→ What the task asks:
Find the string "label" in the listing and report every line that has it.

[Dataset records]
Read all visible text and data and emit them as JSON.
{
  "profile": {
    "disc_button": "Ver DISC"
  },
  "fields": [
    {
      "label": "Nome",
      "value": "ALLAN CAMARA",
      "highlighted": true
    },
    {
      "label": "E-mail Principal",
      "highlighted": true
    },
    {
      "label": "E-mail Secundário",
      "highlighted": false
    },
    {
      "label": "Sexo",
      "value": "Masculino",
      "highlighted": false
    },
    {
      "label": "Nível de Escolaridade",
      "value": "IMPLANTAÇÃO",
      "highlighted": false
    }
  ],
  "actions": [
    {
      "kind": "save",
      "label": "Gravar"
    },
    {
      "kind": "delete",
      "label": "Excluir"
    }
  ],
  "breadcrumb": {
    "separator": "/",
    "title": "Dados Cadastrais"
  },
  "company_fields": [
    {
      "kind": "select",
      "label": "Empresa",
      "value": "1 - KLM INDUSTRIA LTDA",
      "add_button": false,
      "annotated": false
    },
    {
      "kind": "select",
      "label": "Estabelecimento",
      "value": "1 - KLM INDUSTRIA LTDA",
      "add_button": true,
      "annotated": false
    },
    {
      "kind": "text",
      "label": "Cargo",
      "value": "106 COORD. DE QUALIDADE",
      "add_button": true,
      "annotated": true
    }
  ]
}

→ Exercise answer:
      "label": "Nome",
      "label": "E-mail Principal",
      "label": "E-mail Secundário",
      "label": "Sexo",
      "label": "Nível de Escolaridade",
      "label": "Gravar"
      "label": "Excluir"
      "label": "Empresa",
      "label": "Estabelecimento",
      "label": "Cargo",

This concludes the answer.